But really, when it comes to our patients and our team members staying safe, we all win when everybody wins, and that is really how we do our work. And so that allows us to be a team, that if you’re a sole dedicated safety person in a small children’s hospital, you actually have a huge team of folks to rely on, and that allows us to improve faster. And so we’ve gotten pretty good at trying things out. We’re focused on quality improvement science and applying changes, and we fail sometimes, but we learn quickly, and it allows us to accelerate improvements.

Carol Vassar, podcast host/co-producer (10:39):

That’s amazing that you’re not competing on quality and safety. You’re really, as a system of 155 hospitals across the US and Canada, looking toward the best outcomes for all children that you serve. Dr. Godambe, I’m curious, when you look at this kind of shared learning across all of these hospitals and when it’s working well, how does it translate into change inside, say, a single hospital or even a healthcare system? And what does that look like operationally on the ground?

Sandip Godambe, MD, Rady Children’s Health (11:16):

So I’ve been fortunate to be part of two children’s hospitals through my time working through SPS since 2013. And I think, first of all, I think Lara nailed it, which is now all of the colleagues within, say, my current system have friends across the country they can reach out to learn from. So oftentimes, in meetings, either virtual or in person or just a phone call- there’s learning. And that learning, I think the biggest challenge for us is to make sure that learning is shared across our system, whether it comes from an intern or an external source. And there’s a lot of value in when someone goes someplace, say, to an SPS national meeting and comes back excited. That excitement is palpable. And oftentimes when you’re at a local system, you sometimes feel like you’re in a silo just because the events happen and you struggle.

- Page segmentation data

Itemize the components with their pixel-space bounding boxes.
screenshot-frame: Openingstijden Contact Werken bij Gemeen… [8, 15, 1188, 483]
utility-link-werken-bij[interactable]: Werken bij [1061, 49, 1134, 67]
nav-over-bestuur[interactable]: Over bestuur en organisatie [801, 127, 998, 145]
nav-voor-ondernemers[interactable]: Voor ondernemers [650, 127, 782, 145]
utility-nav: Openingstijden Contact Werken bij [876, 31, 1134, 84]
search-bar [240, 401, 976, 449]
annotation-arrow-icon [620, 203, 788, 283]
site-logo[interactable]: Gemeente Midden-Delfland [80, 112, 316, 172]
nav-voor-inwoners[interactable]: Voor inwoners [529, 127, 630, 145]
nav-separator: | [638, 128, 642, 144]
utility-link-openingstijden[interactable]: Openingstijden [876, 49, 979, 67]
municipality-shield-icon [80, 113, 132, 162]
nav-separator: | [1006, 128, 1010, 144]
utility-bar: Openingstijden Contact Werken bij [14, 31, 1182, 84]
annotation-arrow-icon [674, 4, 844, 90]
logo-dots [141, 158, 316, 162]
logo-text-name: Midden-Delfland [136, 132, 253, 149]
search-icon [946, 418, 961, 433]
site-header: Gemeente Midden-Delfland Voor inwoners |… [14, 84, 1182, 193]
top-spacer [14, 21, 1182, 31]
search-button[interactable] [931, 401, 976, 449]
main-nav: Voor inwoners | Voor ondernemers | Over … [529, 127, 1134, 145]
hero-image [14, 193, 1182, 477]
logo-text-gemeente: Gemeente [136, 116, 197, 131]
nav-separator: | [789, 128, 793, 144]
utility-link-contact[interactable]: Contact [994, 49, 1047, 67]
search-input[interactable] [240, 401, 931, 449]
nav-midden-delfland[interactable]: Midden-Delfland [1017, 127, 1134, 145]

- TASK INSTRUCTIONS
A. In the podcast transcript, begin at the words "Carol Vassar, podcast" and stop after "on the ground?", writing that passage out again with "155" replaced by "160".
B. According to the podcast transcript, since what year has Sandip Godambe been working through SPS?
C. Translate this sentence from the podcast transcript into Spanish: "And so we’ve gotten pretty good at trying things out."
The page segmentation data plays no part here.

- RESULTS OF THE EXERCISE
A.
Carol Vassar, podcast host/co-producer (10:39):

That’s amazing that you’re not competing on quality and safety. You’re really, as a system of 160 hospitals across the US and Canada, looking toward the best outcomes for all children that you serve. Dr. Godambe, I’m curious, when you look at this kind of shared learning across all of these hospitals and when it’s working well, how does it translate into change inside, say, a single hospital or even a healthcare system? And what does that look like operationally on the ground?

B. Since 2013.

C. Y así nos hemos vuelto bastante buenos en probar cosas.